_Article_.
------------------------------------------------------------------------

Ground Impact
And what a ride it was. "The only control we actually had was to keep [the planes] level," said Rojohn. "We were falling like a rock." The ground seemed to be reaching up to meet them.
Washington recalled that, from his vantage point while parachuting, "I watched the two planes fly on into the ground, probably two or three miles away, and saw no more chutes. Shirley was coming down behind me. When the planes hit, I saw them burst into flames and the black smoke erupting."
At one point, Leek said, he tried to beat his way out through the window with a Very pistol: "Just panic, I guess. The ground came up faster and faster. Praying was allowed. We gave it one last effort and slammed into the ground." As they crashed in Germany at Tettens, near Wilhelmshaven, shortly before 1 p.m., Rojohn's plane slid off the bottom plane, which immediately exploded. Alternately lifting up and slamming back into the ground, the remaining B-17 careened ahead, finally coming to rest only after the left wing sliced through a wooden headquarters building, as Rojohn recalled, "blowing that building to smithereens." Russo is believed to have been killed when the planes landed.
Crawling Through The Wreckage
"When my adrenalin began to lower, I looked around," Leek said. "Glenn was OK and I was OK, and a convenient hole was available for a fast exit. It was a break just behind the cockpit. I crawled out onto the left wing to wait for Glenn. I pulled out a cigarette and was about to light it when a young German soldier with a rifle came slowly up to the wing, making me keep my hands up. He grabbed the cigarette out of my mouth and pointed down. The wing was covered with gasoline."
Rojohn and Leek sustained only slight injuries from the crash, which shocked even the two pilots when they took a look at the wreckage of their B-17. "All that was left of the Flying Fortress was the nose, the cockpit, and the seats we were sitting on," Rojohn later recalled.
Following their capture, Rojohn said, he and Leek were forced to undress "so they could search us for weapons, which we had thrown out on the way down. They put us into a truck and drove through the countryside to pick up the survivors. The Germans then put us all into an old schoolhouse where we were finally able to talk with each other."
A Devastating New Weapon?
Even though their lives were now in the hands of the Germans, the Americans were able to find a little humor in the situation. "Our captors didn't know what to do with us because we were in a part of Germany where they didn't take many captives," Rojohn said. "They put us in a dark, damp building way out in nowhere. All of a sudden the door opened up and everybody popped to attention. A German captain came in and barked something to his men. I didn't understand what he had said, but Berkowitz [2nd Lt. Jack Berkowitz, MacNab's navigator] heard the same words and fainted dead away. The next day they brought us back to the schoolhouse. Berkowitz, the only one of us who could understand German, told us the German captain had said, 'If they make a move, shoot 'em.' That was too much for him and he fainted."

------------------------------------------------------------------------

_Extracted information_.
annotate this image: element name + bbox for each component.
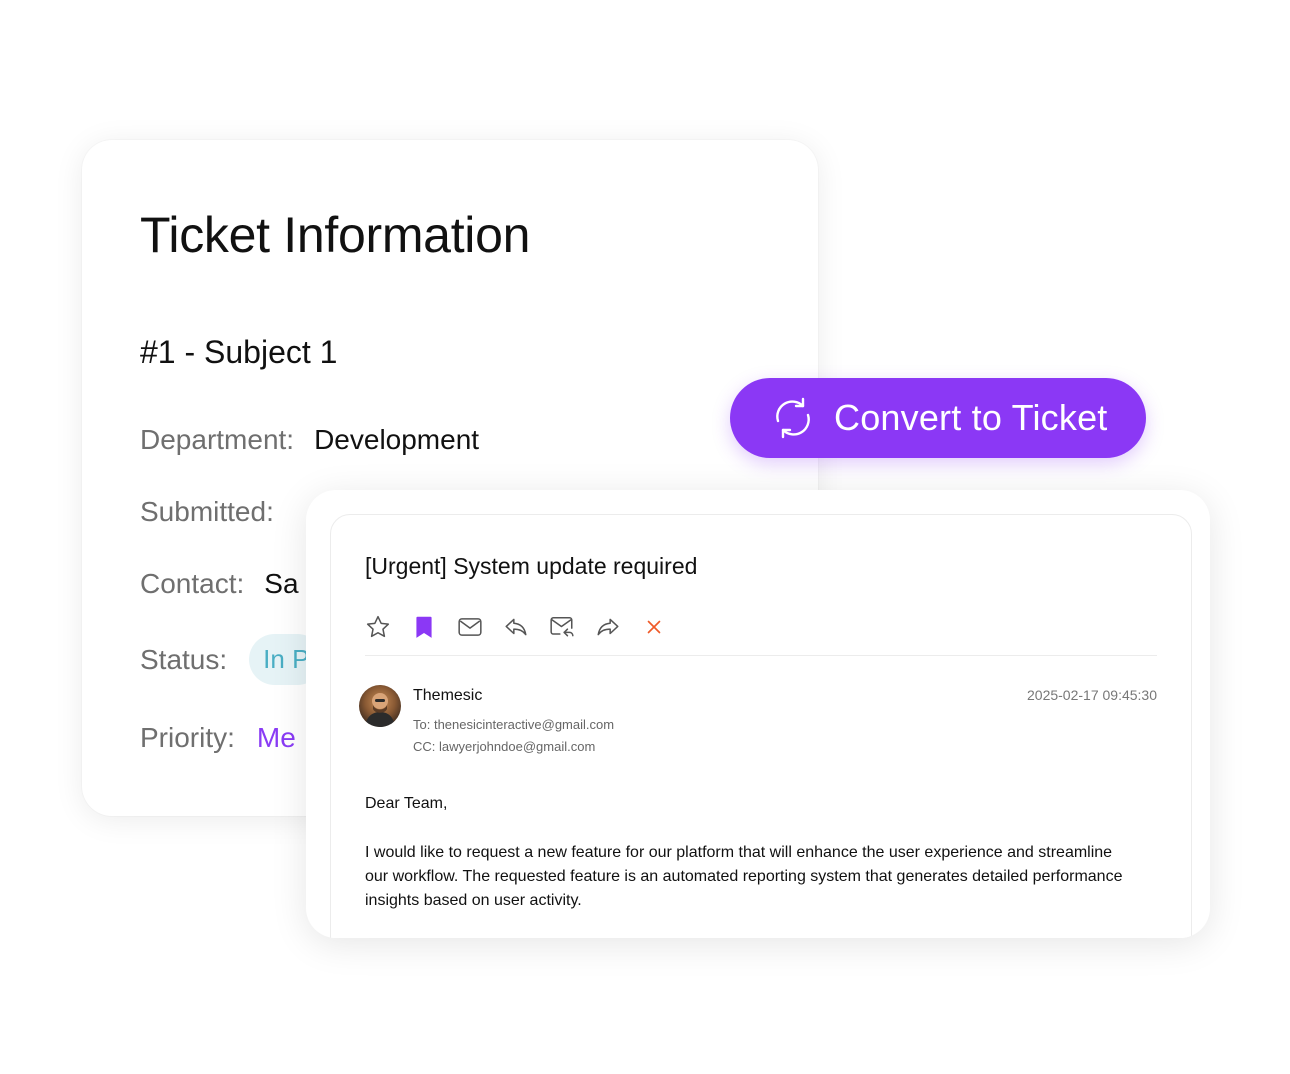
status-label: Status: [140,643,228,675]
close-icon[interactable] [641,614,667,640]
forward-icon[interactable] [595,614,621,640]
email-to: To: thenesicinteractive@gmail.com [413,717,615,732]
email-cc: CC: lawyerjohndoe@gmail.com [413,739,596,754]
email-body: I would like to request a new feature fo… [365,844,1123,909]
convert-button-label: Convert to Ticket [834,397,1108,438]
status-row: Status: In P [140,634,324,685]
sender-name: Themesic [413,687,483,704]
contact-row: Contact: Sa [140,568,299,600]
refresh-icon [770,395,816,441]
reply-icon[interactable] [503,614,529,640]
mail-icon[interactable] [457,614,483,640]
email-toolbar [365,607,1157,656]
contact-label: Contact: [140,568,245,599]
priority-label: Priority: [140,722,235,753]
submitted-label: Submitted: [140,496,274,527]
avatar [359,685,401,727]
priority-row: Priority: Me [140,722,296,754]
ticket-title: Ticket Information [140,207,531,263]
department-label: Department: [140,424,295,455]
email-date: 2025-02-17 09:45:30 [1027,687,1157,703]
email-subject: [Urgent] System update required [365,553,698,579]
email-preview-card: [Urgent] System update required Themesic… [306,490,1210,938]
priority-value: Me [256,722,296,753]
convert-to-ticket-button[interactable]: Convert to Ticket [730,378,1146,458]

------------------------------------------------------------------------

_Complete the following_.
#1 Quote the B-17 crash account between "Rojohn and Leek" and "Devastating New Weapon?", inclusive.
#2 For each statement, say whether the B-17 crash account agrees with it, and support each yes or no with the deciding words from the account, quoted exactly. (a) The planes crashed at Tettens, near Wilhelmshaven, shortly before 1 p.m. (b) The German soldier on the wing let Leek light his cigarette. (c) Berkowitz was the only captive who could understand German.
#3 Write the next part of the B-17 crash account, starting after its last sentence.

_Expected responses_.
#1
Rojohn and Leek sustained only slight injuries from the crash, which shocked even the two pilots when they took a look at the wreckage of their B-17. "All that was left of the Flying Fortress was the nose, the cockpit, and the seats we were sitting on," Rojohn later recalled.
Following their capture, Rojohn said, he and Leek were forced to undress "so they could search us for weapons, which we had thrown out on the way down. They put us into a truck and drove through the countryside to pick up the survivors. The Germans then put us all into an old schoolhouse where we were finally able to talk with each other."
A Devastating New Weapon?

#2
(a) Yes: "As they crashed in Germany at Tettens, near Wilhelmshaven, shortly before 1 p.m."
(b) No: "He grabbed the cigarette out of my mouth and pointed down."
(c) Yes: "Berkowitz, the only one of us who could understand German"

#3
Watching the planes fall piggyback to earth, German soldiers on the island of Wangerooge could not believe what they were seeing -- "crazy Americans flying with eight motors." In fact, the Germans were so concerned that the Americans had developed a devastating new weapon that Berkowitz was shipped to an interrogation center in Frankfurt, Germany, and put into solitary confinement. After questioning him for two weeks, his interrogators gave up on the idea of a new American aircraft threat, and Berkowitz was transferred to a prison camp near the North Sea.
Seventeen-year-old Rudolf Skawran, who was shooting at the American bomber formations from Wangerooge, said his fellow soldiers were ordered by flak commander Captain Dinkelacker to leave the connected planes alone. Dinkelacker wrote in his log book at 12:47 p.m. that day, "Two Fortresses collided in a formation in the NE. The planes flew hooked together and flew twenty miles south. The two planes were unable to fight anymore. The crash could be awaited so I stopped the firing at these two planes." There was no way for Rojohn, Leek or the crew members to know that the Germans on the ground had ceased firing at them.
Civilians on Wangerooge stood and watched with amazement as the two planes flew over them. The youngest spectators ran to Rojohn's plane and removed what they could get away with quickly -- a machine gun and ammunition, some rations and chewing gum.
Captured Survivors
Little and Chase did not survive their jumps from the plane. Technical Sergeant Herman G. Horenkamp, Rojohn's friend and the tail gunner for all of his 21 previous missions, had not reported for the mission that day because he had frostbite from the mission the previous day. Chase, who Rojohn and Leek had never seen before and never did meet face to face, was Horenkamp's replacement that fateful day.
All of the survivors from the B-17 piloted by Rojohn were captured by the Germans almost immediately, as were four other men who bailed out of MacNab's plane -- 2nd Lt. Raymond E. Comer, Jr., Tech. Sgt. Joseph A. Chadwick, Berkowitz and Woodall.
Woodall told Rojohn years later that he was grateful to him and Leek because they carried him for several miles when broken bones sustained in his parachute landing kept him from walking after his capture. Rojohn has no recollection of that.

Rojohn receives the Air Medal from Colonel Thomas S. Jeffrey, commander of the "Bloody Hundredth." (Courtesy of Glenn H. Rojohn)
Reunion And Gratitude
After the war, like thousands of other soldiers, Glenn Rojohn came back home to marry and raise a family. He eventually went to work with his brother Leonard in their father's air conditioning and plumbing business in McKeesport, Pa. Rojohn, who received the Distinguished Flying Cross and the Purple Heart, said he owes his life to Leek: "In all fairness to my co-pilot, he's the reason I'm alive today. He refused my order to bail out and said 'I'm staying with you.' One of us could have gotten out of that plane. He's the reason I'm here today."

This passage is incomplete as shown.